Print the entire listing. Each line must match the original exactly.

* * * * * * * * *

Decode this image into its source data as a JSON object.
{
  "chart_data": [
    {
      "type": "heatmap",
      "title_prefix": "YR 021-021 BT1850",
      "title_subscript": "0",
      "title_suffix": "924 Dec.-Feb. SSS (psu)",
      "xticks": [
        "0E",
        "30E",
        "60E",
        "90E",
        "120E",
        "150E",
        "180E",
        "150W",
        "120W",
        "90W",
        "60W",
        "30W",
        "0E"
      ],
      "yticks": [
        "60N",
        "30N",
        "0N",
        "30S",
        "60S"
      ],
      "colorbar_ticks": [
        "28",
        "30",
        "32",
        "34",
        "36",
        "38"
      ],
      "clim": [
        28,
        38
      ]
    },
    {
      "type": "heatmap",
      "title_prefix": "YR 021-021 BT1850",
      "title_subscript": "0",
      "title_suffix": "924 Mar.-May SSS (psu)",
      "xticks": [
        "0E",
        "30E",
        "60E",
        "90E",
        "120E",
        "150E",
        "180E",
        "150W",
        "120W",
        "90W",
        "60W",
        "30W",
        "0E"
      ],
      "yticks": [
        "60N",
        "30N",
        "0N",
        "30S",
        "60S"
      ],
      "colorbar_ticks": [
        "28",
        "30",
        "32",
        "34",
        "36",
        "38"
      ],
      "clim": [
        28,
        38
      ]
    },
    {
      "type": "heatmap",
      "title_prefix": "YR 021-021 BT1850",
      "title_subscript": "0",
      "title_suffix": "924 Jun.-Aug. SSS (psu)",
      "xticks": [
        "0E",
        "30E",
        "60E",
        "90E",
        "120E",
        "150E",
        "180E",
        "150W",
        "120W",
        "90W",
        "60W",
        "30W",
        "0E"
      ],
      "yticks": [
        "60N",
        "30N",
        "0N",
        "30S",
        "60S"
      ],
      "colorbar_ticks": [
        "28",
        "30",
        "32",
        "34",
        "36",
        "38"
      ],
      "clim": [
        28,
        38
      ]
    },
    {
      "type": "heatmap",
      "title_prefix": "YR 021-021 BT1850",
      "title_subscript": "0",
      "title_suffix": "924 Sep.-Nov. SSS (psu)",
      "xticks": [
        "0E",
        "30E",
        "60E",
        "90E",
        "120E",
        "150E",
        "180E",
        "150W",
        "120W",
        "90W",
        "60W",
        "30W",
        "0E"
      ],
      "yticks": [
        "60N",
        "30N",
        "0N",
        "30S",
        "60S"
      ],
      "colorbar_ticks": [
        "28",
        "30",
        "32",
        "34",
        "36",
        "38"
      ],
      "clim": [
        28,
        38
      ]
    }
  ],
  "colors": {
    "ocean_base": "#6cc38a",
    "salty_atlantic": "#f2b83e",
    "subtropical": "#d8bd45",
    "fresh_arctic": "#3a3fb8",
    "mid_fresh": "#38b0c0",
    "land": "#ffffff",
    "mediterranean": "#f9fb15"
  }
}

* * * * * * * * *

> [Response to this exercise]
Decode this image into its source data as a JSON object.
{
  "chart_data": [
    {
      "type": "heatmap",
      "title_prefix": "YR 021-021 BT1850",
      "title_subscript": "0",
      "title_suffix": "924 Dec.-Feb. SSS (psu)",
      "xticks": [
        "0E",
        "30E",
        "60E",
        "90E",
        "120E",
        "150E",
        "180E",
        "150W",
        "120W",
        "90W",
        "60W",
        "30W",
        "0E"
      ],
      "yticks": [
        "60N",
        "30N",
        "0N",
        "30S",
        "60S"
      ],
      "colorbar_ticks": [
        "28",
        "30",
        "32",
        "34",
        "36",
        "38"
      ],
      "clim": [
        28,
        38
      ]
    },
    {
      "type": "heatmap",
      "title_prefix": "YR 021-021 BT1850",
      "title_subscript": "0",
      "title_suffix": "924 Mar.-May SSS (psu)",
      "xticks": [
        "0E",
        "30E",
        "60E",
        "90E",
        "120E",
        "150E",
        "180E",
        "150W",
        "120W",
        "90W",
        "60W",
        "30W",
        "0E"
      ],
      "yticks": [
        "60N",
        "30N",
        "0N",
        "30S",
        "60S"
      ],
      "colorbar_ticks": [
        "28",
        "30",
        "32",
        "34",
        "36",
        "38"
      ],
      "clim": [
        28,
        38
      ]
    },
    {
      "type": "heatmap",
      "title_prefix": "YR 021-021 BT1850",
      "title_subscript": "0",
      "title_suffix": "924 Jun.-Aug. SSS (psu)",
      "xticks": [
        "0E",
        "30E",
        "60E",
        "90E",
        "120E",
        "150E",
        "180E",
        "150W",
        "120W",
        "90W",
        "60W",
        "30W",
        "0E"
      ],
      "yticks": [
        "60N",
        "30N",
        "0N",
        "30S",
        "60S"
      ],
      "colorbar_ticks": [
        "28",
        "30",
        "32",
        "34",
        "36",
        "38"
      ],
      "clim": [
        28,
        38
      ]
    },
    {
      "type": "heatmap",
      "title_prefix": "YR 021-021 BT1850",
      "title_subscript": "0",
      "title_suffix": "924 Sep.-Nov. SSS (psu)",
      "xticks": [
        "0E",
        "30E",
        "60E",
        "90E",
        "120E",
        "150E",
        "180E",
        "150W",
        "120W",
        "90W",
        "60W",
        "30W",
        "0E"
      ],
      "yticks": [
        "60N",
        "30N",
        "0N",
        "30S",
        "60S"
      ],
      "colorbar_ticks": [
        "28",
        "30",
        "32",
        "34",
        "36",
        "38"
      ],
      "clim": [
        28,
        38
      ]
    }
  ],
  "colors": {
    "ocean_base": "#6cc38a",
    "salty_atlantic": "#f2b83e",
    "subtropical": "#d8bd45",
    "fresh_arctic": "#3a3fb8",
    "mid_fresh": "#38b0c0",
    "land": "#ffffff",
    "mediterranean": "#f9fb15"
  }
}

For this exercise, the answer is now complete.